-- begin Dataset records --
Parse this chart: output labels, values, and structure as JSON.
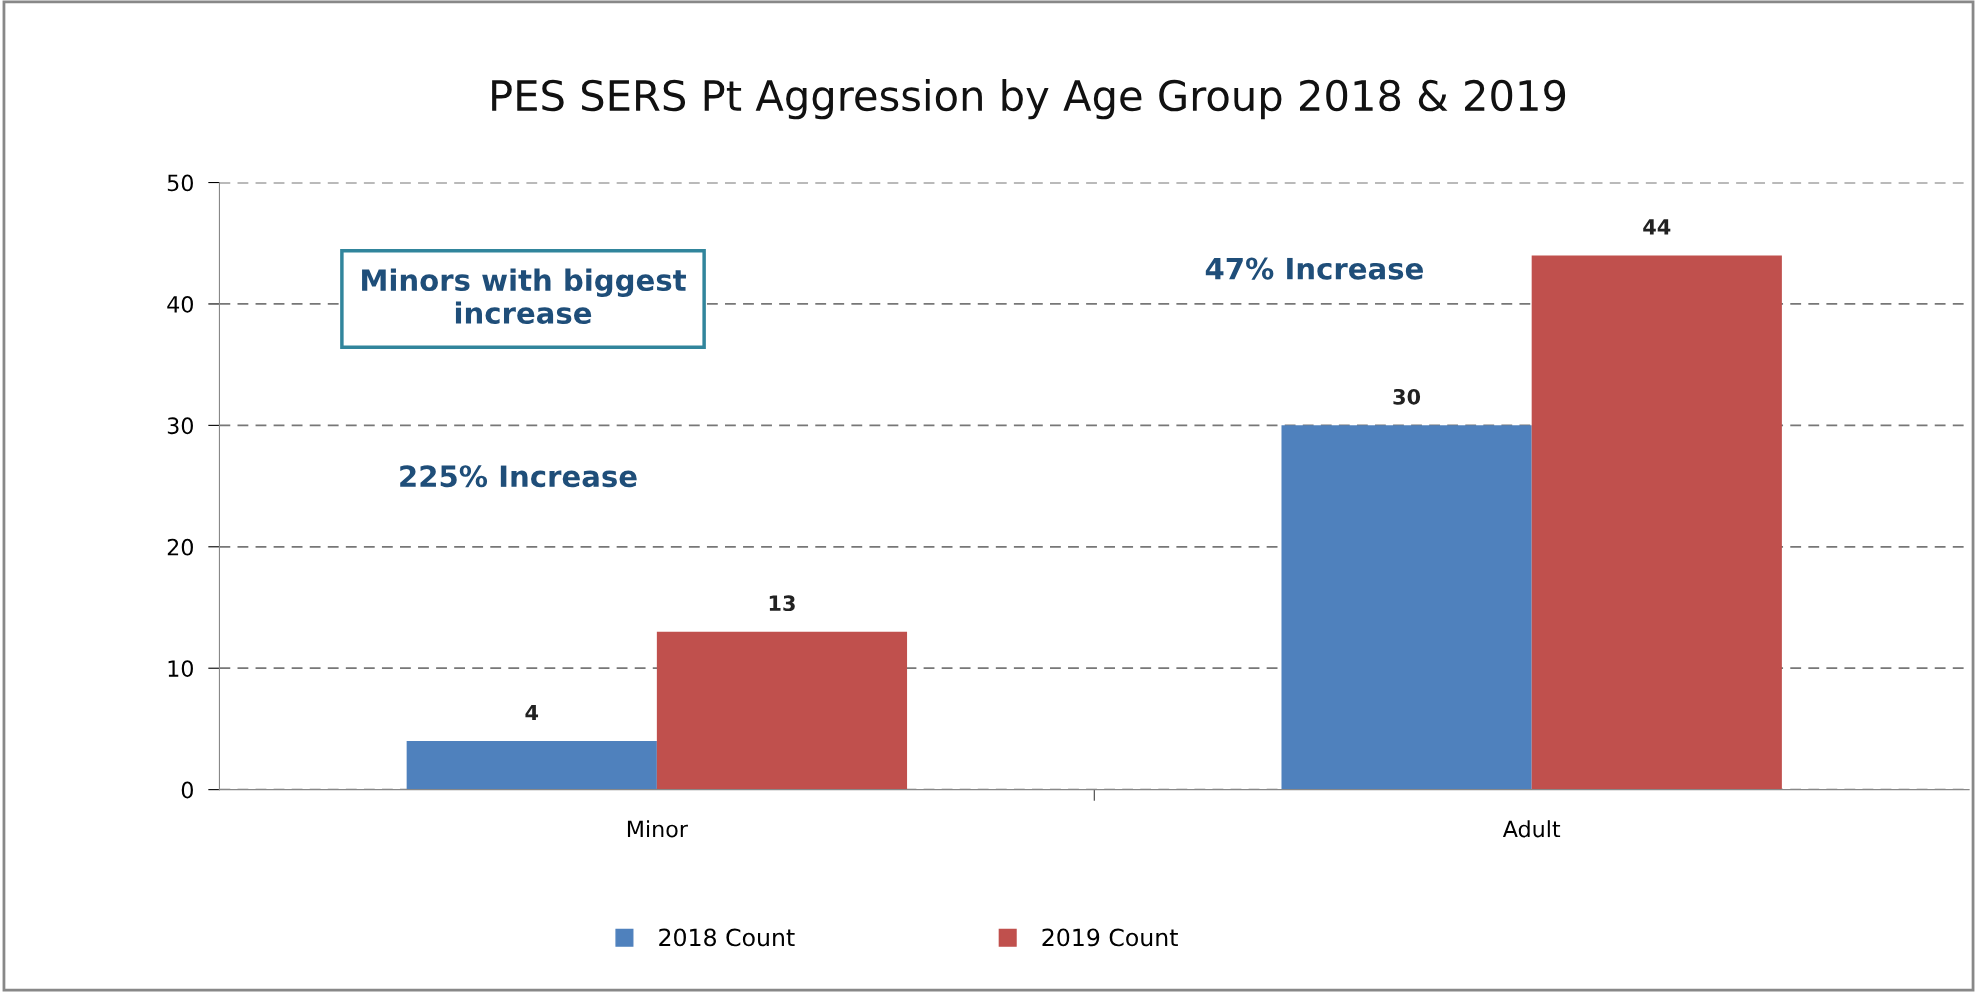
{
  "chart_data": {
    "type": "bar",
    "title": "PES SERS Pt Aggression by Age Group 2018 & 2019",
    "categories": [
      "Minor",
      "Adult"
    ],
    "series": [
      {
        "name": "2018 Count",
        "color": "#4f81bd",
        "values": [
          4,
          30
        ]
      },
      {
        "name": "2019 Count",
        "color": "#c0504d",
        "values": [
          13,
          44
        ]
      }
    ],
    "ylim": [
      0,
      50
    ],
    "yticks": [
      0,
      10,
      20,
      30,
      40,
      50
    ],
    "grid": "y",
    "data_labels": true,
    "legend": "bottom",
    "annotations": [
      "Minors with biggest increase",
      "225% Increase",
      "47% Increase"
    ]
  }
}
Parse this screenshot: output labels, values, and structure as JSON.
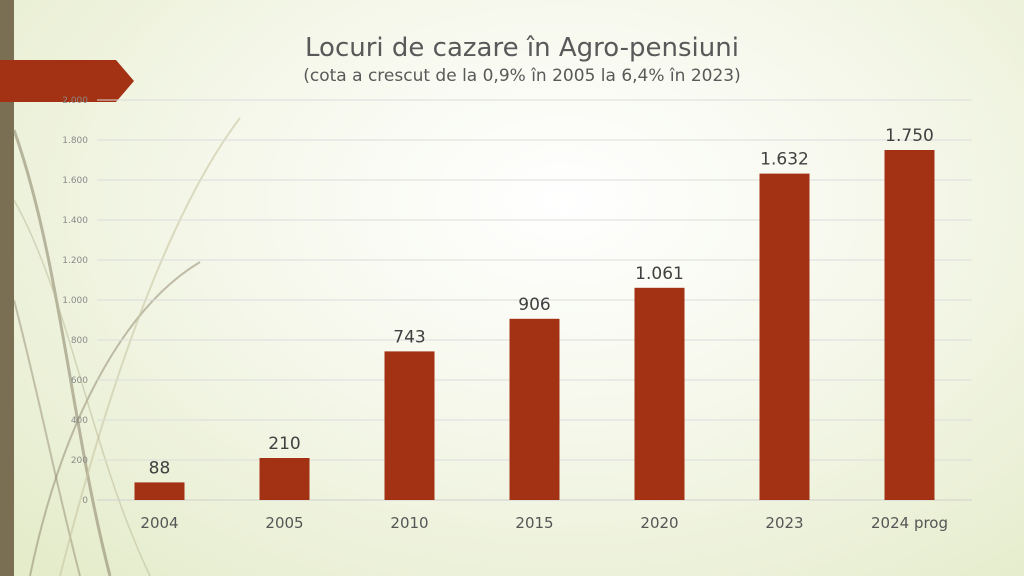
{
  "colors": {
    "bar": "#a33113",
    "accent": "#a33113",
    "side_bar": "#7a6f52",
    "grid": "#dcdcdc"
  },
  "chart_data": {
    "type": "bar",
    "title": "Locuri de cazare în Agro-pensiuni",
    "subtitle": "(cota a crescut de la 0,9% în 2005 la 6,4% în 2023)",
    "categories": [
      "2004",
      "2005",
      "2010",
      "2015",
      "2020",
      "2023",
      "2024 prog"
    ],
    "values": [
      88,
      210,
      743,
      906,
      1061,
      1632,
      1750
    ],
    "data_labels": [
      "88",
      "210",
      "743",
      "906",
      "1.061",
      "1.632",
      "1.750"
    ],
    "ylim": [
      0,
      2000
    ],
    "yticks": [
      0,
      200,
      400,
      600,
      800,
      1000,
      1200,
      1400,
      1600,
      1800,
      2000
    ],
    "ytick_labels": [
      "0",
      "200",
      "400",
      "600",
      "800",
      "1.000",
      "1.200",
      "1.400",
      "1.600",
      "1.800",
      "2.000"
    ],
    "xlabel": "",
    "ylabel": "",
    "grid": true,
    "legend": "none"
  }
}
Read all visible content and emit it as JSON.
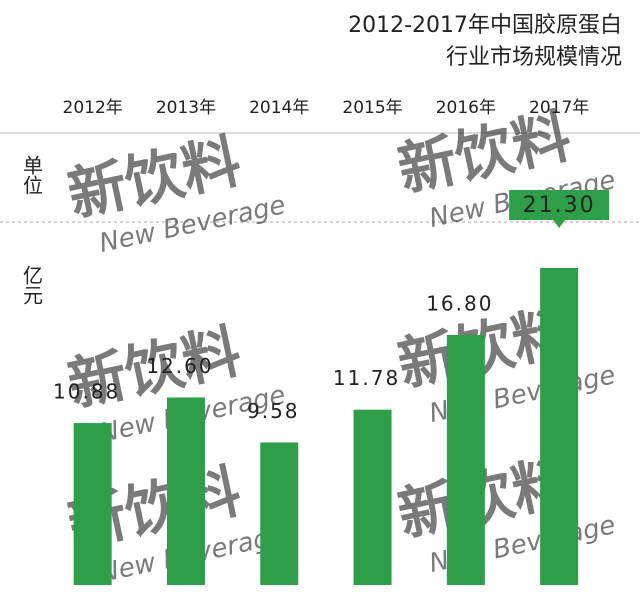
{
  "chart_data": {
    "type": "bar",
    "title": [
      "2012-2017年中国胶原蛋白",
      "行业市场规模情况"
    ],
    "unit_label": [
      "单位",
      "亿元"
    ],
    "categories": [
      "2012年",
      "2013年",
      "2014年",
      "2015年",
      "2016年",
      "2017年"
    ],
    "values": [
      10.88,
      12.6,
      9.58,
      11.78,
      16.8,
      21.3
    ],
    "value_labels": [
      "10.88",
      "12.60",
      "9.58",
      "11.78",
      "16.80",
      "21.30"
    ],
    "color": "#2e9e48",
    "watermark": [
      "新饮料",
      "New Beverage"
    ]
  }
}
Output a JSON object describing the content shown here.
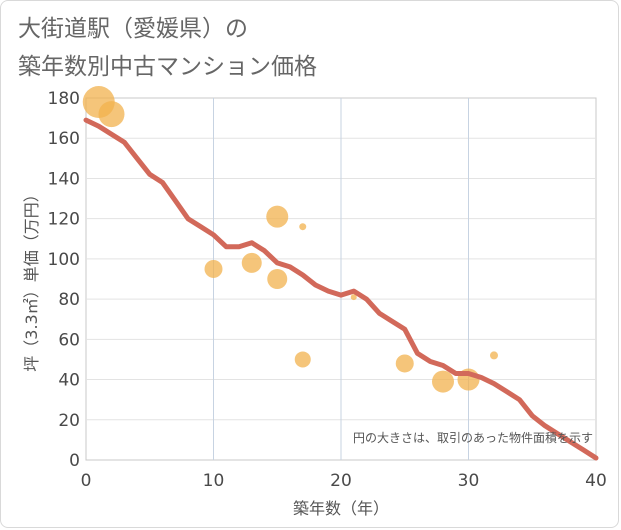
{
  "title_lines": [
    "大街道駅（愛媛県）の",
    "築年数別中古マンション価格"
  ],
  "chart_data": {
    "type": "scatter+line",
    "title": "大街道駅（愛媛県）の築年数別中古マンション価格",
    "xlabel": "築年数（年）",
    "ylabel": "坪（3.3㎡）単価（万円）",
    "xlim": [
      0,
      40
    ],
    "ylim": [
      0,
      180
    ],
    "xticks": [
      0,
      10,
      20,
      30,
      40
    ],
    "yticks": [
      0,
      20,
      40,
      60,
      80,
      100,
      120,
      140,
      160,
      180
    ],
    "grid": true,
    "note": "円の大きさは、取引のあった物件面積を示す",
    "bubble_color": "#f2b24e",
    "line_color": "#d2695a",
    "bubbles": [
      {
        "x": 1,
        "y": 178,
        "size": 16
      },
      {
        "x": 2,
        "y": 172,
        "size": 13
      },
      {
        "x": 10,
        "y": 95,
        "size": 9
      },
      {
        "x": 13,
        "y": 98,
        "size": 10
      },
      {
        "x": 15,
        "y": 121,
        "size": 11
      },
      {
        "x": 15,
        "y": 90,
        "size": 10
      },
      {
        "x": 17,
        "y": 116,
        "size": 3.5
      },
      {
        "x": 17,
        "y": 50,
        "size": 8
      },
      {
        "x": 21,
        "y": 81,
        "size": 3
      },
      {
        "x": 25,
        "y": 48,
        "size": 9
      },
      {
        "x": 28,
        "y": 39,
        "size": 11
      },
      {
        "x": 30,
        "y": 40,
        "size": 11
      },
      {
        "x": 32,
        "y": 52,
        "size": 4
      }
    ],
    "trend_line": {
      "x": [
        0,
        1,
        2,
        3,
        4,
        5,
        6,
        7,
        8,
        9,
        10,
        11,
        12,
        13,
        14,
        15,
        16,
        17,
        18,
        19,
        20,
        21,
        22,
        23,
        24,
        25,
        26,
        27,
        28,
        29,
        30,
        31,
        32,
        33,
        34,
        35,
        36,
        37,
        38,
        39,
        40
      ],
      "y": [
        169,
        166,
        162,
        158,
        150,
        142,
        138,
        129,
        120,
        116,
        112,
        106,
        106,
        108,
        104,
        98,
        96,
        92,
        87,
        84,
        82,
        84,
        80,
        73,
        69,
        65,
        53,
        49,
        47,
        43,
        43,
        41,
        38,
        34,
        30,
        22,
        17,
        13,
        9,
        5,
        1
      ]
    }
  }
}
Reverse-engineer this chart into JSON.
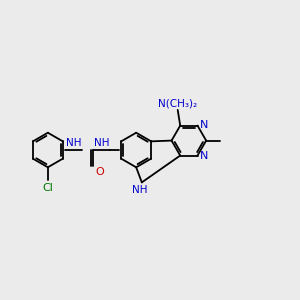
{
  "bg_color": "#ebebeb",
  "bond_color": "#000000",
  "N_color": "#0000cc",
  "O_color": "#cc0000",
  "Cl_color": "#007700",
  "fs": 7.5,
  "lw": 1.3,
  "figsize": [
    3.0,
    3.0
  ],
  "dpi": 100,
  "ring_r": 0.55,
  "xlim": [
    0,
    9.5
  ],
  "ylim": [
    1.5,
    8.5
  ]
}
-- end Dataset records --
*Written exercise*.
Read the data above and pull out each line that holds the string "Parse".

*Reply*.
Parse this chart: output labels, values, and structure as JSON.
Parse this screenshot: output labels, values, and structure as JSON.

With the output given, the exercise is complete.